Exercise – State how many lines in the records hold the word "SPORTING", giving the number and no other text.
## BEGIN Task input
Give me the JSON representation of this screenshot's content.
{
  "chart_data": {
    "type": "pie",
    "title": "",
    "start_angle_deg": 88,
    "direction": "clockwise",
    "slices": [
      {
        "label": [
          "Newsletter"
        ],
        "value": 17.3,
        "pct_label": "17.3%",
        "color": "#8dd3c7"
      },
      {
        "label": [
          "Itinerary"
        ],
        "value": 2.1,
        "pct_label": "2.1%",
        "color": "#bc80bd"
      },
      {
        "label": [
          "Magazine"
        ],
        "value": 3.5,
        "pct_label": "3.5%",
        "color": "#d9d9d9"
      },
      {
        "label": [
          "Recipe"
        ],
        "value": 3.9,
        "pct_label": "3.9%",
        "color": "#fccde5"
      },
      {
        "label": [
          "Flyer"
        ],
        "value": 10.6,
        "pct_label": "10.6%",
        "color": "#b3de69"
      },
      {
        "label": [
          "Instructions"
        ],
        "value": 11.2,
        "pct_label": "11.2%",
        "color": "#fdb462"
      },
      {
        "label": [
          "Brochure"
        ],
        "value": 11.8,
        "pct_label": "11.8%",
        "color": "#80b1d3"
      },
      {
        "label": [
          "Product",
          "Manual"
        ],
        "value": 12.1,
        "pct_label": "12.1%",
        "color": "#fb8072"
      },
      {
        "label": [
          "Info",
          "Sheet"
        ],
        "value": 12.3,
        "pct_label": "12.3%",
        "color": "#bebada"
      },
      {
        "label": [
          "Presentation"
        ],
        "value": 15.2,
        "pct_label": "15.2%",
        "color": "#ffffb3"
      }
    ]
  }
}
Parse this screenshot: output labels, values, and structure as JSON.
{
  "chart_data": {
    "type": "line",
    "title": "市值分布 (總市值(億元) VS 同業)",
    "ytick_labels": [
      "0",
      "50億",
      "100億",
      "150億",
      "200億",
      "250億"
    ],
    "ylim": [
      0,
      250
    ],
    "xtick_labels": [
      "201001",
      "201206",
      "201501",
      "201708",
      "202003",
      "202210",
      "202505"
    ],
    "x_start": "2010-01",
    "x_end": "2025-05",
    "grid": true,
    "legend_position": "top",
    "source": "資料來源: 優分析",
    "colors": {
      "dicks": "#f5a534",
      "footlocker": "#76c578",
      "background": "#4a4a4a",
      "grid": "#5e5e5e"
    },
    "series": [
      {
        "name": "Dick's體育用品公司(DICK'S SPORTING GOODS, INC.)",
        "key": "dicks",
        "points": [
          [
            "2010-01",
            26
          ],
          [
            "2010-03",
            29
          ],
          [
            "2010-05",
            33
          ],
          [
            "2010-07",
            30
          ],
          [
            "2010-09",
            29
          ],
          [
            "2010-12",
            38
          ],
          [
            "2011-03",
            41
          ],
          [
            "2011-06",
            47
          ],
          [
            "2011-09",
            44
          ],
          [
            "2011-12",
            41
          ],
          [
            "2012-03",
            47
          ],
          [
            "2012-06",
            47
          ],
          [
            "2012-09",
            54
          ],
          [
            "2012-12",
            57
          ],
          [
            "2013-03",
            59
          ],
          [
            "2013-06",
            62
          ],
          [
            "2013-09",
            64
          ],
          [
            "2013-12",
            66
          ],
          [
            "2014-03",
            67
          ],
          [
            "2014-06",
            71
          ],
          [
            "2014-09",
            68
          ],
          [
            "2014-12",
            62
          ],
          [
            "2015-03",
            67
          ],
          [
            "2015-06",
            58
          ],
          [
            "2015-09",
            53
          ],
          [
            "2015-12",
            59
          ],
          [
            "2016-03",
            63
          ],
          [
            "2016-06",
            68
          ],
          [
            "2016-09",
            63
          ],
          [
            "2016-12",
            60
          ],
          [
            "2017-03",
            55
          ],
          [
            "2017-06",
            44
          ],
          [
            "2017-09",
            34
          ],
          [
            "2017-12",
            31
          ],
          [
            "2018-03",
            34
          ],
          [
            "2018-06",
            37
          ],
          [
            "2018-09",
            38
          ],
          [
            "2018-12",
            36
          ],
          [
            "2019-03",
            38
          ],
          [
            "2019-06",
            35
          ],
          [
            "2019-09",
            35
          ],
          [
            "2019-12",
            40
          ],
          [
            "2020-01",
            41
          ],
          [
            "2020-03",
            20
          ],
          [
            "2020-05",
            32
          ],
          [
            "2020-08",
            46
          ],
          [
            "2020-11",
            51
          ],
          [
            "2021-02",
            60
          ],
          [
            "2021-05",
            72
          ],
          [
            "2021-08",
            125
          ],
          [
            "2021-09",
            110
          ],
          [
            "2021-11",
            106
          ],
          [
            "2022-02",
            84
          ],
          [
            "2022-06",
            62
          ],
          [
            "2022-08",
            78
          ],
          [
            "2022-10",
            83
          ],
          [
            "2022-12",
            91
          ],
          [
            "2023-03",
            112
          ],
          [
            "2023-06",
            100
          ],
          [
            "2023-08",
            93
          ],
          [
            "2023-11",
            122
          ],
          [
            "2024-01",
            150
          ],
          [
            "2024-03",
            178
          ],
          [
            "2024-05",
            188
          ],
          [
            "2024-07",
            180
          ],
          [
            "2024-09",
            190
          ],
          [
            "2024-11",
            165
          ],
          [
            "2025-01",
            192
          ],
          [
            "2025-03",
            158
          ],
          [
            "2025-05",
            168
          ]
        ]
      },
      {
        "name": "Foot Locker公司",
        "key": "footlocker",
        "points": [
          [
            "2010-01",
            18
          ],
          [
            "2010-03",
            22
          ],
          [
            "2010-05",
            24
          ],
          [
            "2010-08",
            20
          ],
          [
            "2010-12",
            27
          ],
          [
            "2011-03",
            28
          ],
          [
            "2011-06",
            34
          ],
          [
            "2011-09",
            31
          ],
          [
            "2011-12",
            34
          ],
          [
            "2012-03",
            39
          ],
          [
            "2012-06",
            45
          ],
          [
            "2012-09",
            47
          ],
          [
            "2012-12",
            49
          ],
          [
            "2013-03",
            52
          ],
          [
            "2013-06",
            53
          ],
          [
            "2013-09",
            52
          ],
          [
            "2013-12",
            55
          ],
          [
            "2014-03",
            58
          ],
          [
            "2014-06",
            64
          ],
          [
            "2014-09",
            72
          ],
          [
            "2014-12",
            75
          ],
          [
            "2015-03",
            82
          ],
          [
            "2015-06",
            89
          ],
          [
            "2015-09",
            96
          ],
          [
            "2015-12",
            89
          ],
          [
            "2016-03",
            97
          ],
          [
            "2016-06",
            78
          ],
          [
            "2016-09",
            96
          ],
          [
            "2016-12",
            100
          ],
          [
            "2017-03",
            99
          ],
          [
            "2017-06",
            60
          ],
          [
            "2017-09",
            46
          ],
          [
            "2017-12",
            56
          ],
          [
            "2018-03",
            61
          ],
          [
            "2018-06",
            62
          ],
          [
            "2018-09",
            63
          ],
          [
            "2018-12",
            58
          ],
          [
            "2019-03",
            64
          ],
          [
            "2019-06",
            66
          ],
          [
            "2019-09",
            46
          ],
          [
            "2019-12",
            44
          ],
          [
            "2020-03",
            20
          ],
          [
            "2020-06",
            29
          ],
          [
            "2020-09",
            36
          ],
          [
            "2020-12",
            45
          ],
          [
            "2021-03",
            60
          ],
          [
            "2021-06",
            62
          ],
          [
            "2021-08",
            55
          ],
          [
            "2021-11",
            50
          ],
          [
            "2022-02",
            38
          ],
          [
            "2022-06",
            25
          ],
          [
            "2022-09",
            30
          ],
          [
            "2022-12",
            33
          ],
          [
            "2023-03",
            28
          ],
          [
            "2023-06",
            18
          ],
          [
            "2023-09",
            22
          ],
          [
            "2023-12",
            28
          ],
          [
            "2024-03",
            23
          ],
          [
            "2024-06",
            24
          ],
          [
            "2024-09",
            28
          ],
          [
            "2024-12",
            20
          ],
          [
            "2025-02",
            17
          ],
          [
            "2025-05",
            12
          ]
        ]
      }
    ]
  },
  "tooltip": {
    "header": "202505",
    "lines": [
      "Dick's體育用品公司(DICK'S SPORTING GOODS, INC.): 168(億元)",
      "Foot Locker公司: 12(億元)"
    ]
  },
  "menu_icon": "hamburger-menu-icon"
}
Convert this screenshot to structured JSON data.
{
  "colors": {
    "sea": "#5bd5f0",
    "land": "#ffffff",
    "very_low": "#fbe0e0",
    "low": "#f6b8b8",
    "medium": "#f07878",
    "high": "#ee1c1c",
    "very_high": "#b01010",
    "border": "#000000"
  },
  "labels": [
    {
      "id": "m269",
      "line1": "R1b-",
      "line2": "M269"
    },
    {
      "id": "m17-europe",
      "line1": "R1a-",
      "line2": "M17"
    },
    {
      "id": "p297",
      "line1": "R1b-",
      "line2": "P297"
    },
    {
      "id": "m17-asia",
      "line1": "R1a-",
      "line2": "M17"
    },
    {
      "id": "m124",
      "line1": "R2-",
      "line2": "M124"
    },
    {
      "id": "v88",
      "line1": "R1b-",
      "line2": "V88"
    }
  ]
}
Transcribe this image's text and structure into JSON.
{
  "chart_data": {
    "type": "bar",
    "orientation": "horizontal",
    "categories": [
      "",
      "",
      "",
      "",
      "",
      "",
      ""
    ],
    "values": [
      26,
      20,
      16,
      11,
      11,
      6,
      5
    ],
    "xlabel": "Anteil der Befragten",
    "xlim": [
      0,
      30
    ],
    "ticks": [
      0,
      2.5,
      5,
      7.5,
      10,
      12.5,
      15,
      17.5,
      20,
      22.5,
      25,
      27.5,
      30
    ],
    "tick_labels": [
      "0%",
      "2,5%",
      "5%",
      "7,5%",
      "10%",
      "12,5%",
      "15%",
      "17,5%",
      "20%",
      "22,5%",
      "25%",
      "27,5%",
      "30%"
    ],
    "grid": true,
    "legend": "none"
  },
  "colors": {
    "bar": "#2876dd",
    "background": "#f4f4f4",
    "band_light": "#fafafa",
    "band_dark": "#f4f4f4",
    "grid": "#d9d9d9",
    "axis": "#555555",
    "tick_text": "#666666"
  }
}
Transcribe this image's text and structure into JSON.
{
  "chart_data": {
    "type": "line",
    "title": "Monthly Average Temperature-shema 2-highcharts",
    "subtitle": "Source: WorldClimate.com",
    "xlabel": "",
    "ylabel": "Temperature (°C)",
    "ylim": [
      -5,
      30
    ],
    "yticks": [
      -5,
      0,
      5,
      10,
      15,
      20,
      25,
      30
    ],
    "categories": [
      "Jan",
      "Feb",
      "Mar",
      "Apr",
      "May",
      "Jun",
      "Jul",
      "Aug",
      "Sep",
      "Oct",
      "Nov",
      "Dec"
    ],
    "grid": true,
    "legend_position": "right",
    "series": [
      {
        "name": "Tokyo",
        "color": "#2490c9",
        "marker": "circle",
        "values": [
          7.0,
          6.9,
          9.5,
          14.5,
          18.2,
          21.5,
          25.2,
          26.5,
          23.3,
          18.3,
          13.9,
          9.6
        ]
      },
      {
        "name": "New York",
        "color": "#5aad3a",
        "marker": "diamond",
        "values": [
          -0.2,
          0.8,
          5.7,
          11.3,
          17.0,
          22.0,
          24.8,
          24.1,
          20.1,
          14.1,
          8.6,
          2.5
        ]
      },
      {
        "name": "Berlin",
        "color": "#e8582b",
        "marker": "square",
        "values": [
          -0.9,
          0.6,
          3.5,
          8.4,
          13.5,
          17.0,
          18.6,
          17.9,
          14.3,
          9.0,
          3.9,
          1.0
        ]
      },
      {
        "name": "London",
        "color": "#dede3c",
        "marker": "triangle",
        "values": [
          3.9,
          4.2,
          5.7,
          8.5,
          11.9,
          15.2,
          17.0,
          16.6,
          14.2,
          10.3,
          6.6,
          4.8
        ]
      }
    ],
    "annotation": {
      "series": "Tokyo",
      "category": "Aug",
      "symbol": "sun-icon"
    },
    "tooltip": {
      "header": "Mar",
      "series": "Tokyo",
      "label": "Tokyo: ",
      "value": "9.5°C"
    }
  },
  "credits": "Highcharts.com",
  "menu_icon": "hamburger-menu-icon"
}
## END Task input
Response below – 2